Problem set:
1: Answer these questions about the memoir excerpt:
(a) Where is the family driving on the road trip?
(b) Which press is publishing the book the memoir excerpt comes from?
(c) What would the husband fumble in the console for?
2: Please pick up the memoir excerpt after its last sentence and keep writing.

Selected extract:
---

Excerpted and adapted from The House of Early Sorrows: A Memoir in Essays, forthcoming from Fordham University Press (Spring 2018).
On the morning my husband and I begin a road trip to Maine with our two young sons, he pulls me back into the house, into the kitchen.
“I have something important to tell you,” he says.
“Can’t it wait?” I ask.
“No, it can’t,” he replies.
Our young sons are sitting on the back seat of our car, excited, expectant, and settled in for a very long ride with coloring books, chapter books, a box of Legos (a bad idea), treats, and water. They love holidays. They’re good travellers, far better ones than their parents, who carp and quibble about every little thing—what road to take, what restaurant to stop at, whether it’s time for a photo or a rest stop break, what time the kids should go to bed, whether the surf is too dangerous for a swim—until one of them would say what, under ordinary circumstances, and in an ordinary family, a parent would say: “Would the two of you just cut it out?”
We’d decided I would do most of the driving; my husband, as he admitted, was a very bad driver. He’d get bored, start looking at the scenery when he should have been looking at the road ahead; he’d fumble in the console that separated us for one of the lollypops he’d helped himself to from the supply our bank kept to give children to quiet them while their parents were dealing with complicated transactions; he’d turn his head and look into the back seat to tell our sons a joke, and, when I’d poke him and tell him to look at the road, he’d say I had no sense of humor, I wasn’t a good sport.

---

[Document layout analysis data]
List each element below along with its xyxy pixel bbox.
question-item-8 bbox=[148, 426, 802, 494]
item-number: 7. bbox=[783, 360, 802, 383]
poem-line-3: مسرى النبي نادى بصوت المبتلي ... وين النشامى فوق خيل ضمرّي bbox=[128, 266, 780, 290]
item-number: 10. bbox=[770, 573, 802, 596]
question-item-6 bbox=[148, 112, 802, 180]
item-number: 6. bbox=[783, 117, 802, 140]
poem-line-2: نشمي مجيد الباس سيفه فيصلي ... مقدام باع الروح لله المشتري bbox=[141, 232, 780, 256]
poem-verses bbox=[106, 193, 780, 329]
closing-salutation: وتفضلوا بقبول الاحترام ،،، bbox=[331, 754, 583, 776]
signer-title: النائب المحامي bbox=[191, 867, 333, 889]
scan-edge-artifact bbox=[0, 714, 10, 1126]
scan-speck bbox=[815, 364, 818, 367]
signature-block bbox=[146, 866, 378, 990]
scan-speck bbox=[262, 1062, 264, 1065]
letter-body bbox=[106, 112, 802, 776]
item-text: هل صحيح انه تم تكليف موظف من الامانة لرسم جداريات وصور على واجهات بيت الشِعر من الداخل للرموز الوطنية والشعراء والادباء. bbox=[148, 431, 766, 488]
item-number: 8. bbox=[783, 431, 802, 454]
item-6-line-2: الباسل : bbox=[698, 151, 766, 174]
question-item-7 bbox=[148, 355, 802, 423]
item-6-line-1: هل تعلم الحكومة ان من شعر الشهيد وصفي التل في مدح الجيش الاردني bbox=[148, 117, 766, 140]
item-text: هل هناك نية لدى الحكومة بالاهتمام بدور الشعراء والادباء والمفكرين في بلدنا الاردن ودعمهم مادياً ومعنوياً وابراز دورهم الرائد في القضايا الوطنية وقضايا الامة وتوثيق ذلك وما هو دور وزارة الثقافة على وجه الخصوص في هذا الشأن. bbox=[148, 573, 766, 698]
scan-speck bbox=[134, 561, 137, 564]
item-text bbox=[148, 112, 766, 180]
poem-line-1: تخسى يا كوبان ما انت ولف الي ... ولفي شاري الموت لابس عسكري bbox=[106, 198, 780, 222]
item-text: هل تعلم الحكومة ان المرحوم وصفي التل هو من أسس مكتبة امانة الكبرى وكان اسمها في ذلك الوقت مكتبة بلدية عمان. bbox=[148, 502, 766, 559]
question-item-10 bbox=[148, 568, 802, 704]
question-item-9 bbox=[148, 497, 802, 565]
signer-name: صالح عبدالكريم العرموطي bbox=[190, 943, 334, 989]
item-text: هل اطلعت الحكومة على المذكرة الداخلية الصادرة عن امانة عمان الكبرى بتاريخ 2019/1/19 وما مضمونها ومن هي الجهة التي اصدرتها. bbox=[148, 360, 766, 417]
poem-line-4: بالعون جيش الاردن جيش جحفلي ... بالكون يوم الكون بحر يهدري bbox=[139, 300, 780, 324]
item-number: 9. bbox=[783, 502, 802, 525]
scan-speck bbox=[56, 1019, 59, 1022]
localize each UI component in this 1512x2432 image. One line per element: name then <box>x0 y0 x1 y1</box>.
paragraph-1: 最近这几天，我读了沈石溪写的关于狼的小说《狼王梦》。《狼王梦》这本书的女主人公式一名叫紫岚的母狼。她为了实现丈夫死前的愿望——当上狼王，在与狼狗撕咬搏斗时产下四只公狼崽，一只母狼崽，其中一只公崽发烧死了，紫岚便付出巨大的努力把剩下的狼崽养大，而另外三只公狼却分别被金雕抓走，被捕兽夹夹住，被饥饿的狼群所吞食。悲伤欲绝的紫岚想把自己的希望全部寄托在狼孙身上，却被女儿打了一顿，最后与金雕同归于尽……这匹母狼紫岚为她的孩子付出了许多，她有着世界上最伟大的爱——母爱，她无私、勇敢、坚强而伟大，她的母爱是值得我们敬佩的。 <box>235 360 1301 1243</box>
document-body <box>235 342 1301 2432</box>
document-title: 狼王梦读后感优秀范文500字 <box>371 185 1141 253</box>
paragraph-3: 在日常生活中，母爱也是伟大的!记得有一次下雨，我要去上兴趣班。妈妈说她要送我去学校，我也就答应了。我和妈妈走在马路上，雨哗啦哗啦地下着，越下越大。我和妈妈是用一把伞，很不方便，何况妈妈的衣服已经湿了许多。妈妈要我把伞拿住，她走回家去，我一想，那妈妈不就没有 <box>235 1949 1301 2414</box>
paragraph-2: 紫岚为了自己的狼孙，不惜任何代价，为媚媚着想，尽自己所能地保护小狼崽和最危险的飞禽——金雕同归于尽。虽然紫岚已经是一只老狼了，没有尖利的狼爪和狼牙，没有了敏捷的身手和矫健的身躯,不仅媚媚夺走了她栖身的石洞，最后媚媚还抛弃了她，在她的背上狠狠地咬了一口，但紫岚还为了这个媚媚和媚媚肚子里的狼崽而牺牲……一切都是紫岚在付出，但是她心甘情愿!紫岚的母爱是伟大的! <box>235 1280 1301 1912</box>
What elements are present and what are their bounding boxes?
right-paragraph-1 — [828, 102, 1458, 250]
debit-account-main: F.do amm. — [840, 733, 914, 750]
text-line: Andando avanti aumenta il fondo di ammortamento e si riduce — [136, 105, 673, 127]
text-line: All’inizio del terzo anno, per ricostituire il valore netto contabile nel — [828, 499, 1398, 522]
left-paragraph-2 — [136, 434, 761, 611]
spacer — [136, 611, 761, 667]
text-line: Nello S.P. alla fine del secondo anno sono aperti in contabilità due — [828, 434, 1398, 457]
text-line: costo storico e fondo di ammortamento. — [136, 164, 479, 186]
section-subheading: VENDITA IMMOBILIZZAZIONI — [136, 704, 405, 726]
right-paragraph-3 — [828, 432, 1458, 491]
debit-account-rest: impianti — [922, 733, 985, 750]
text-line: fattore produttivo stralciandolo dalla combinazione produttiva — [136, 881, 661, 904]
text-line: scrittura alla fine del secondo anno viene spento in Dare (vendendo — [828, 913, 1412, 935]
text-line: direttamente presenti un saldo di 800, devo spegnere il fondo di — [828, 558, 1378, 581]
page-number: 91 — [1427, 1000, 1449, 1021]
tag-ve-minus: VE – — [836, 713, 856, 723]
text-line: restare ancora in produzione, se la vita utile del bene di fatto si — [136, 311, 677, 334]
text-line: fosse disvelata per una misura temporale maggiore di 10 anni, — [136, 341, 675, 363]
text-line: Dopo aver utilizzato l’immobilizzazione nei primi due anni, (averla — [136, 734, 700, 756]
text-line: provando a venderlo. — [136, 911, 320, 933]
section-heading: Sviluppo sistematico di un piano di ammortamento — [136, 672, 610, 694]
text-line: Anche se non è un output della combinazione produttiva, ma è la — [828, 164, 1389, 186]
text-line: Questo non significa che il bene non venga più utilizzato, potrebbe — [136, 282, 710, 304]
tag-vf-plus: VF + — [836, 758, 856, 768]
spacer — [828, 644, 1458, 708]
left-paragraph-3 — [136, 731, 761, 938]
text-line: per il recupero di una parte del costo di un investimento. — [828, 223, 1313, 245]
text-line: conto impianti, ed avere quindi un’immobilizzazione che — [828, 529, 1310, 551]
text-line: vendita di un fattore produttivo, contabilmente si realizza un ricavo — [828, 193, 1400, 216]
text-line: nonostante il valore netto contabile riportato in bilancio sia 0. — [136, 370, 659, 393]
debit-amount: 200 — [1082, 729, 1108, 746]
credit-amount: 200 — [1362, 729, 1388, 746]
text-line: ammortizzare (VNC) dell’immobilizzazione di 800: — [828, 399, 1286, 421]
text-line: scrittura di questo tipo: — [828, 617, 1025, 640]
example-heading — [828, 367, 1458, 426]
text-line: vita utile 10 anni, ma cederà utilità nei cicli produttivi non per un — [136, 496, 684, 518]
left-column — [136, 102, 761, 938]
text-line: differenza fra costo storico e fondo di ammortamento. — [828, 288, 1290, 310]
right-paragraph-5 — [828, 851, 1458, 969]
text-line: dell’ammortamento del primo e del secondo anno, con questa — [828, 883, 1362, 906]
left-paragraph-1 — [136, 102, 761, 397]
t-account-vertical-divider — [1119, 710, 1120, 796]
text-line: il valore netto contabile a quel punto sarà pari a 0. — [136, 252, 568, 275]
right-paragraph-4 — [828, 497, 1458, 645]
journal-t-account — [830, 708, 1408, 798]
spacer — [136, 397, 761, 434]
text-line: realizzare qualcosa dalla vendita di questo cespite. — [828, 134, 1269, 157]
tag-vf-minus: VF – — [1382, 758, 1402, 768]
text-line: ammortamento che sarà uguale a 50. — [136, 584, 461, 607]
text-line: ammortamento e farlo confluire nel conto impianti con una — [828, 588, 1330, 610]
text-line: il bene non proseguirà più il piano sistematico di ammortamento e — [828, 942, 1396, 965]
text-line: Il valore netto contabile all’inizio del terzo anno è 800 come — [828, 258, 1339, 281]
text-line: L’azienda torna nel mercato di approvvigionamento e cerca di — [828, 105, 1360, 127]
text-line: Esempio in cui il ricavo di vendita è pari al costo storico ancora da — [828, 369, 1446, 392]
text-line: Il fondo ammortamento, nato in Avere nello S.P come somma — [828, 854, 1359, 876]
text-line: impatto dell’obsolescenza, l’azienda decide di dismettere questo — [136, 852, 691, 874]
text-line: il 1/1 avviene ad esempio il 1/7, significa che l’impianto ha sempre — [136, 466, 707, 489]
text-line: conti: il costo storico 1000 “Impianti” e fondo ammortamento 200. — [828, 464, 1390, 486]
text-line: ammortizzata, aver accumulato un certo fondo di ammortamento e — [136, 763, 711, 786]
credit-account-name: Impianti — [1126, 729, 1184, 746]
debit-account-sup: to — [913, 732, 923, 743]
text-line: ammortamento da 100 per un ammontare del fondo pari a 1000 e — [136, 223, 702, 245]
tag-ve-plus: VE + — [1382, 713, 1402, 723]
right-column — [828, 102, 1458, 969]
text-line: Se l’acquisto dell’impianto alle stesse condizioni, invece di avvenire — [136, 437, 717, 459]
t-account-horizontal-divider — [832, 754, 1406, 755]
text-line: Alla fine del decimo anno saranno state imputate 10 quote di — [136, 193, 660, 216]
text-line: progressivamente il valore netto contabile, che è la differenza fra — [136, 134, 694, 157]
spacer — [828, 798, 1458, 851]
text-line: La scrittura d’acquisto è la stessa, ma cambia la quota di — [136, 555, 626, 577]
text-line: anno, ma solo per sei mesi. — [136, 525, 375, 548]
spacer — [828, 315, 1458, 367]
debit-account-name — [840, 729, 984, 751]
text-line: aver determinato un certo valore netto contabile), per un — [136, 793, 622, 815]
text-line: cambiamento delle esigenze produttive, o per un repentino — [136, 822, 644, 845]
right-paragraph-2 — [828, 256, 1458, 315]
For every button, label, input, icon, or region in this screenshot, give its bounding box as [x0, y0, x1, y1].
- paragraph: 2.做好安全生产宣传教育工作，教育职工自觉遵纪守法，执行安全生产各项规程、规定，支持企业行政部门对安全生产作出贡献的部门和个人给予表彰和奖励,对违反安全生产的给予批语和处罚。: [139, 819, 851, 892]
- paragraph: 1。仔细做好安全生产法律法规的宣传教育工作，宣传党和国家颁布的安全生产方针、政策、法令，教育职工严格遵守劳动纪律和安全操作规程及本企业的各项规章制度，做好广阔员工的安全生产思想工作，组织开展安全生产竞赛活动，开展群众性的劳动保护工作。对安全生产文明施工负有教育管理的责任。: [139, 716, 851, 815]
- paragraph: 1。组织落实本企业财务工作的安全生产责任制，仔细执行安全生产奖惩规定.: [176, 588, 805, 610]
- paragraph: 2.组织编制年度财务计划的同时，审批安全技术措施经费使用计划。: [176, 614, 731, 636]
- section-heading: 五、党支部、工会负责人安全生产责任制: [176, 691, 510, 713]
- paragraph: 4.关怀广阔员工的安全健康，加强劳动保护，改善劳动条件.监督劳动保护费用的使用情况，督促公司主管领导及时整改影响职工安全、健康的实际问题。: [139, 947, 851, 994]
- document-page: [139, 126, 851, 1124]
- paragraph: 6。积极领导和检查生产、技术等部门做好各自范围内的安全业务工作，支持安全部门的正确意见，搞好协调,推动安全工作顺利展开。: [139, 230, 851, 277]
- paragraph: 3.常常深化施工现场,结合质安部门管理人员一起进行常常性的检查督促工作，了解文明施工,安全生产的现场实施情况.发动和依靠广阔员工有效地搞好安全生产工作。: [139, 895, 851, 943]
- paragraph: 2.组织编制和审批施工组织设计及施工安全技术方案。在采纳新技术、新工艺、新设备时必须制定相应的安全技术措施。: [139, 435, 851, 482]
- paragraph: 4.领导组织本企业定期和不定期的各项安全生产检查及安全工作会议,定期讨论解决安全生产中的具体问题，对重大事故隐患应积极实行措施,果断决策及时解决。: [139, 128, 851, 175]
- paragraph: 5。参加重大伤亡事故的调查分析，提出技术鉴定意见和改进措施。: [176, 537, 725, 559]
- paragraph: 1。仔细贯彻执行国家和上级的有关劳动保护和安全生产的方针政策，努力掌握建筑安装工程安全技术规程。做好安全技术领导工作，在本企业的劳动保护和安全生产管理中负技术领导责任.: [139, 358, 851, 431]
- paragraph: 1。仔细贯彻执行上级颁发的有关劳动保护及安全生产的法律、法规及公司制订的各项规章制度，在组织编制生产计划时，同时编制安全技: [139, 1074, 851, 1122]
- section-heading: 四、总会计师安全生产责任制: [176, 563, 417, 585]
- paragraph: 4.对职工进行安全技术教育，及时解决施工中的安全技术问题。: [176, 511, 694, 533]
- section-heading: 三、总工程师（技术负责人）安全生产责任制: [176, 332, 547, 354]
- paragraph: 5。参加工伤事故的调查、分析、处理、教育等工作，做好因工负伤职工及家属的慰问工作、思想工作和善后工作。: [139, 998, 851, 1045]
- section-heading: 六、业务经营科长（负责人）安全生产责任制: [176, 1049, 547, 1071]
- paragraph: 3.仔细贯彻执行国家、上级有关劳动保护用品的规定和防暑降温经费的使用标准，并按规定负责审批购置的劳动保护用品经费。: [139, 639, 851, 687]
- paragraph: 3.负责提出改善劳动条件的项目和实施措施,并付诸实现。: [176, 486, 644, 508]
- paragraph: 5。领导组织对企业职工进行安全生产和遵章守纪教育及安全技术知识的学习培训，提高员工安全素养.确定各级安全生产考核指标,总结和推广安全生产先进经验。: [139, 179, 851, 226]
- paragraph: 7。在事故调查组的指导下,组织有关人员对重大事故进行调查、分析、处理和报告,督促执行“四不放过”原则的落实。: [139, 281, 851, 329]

---

Answers per task:
1:
(a) Maine.
(b) Fordham University Press.
(c) One of the lollypops he'd taken from the supply the bank kept to give children.

2:
So here I am, standing in the kitchen, waiting to hear what’s so damned important. I want to get on the road. I want to get where we’re going. I have big plans for this holiday: resting while my husband takes care of our kids, relaxing, playing games, cooking good food in the cabin we’re renting, introducing the kids to lobster, and doing some writing for a novel about adultery I’ve been planning for years, ever since my husband’s affair early in our marriage. It wouldn’t be, I’ve told myself, an act of revenge. It’d be a way of settling a score, of leveling the ground between us.
So there he is, my husband, standing in the kitchen needing to tell me what can’t wait. And what he tells me is that there is another woman in his life, but that I shouldn’t worry because he isn’t sleeping with her, he’s merely entranced by her, and that he’s already stopped seeing her. He’s decided that, this time, honesty is the best policy, and that he can’t face our holiday without coming clean, without letting me know.
“Really?” I say.
He tells me he’d never again do anything to jeopardize our marriage, the way he did that first time when he was in medical school, when he’d found a blondish woman with curls piled atop her head to cavort with while I was home caring for our new, and constantly crying baby. As if by telling me that this time he was only entranced by a woman and not sleeping with her, he isn’t already jeopardizing our marriage.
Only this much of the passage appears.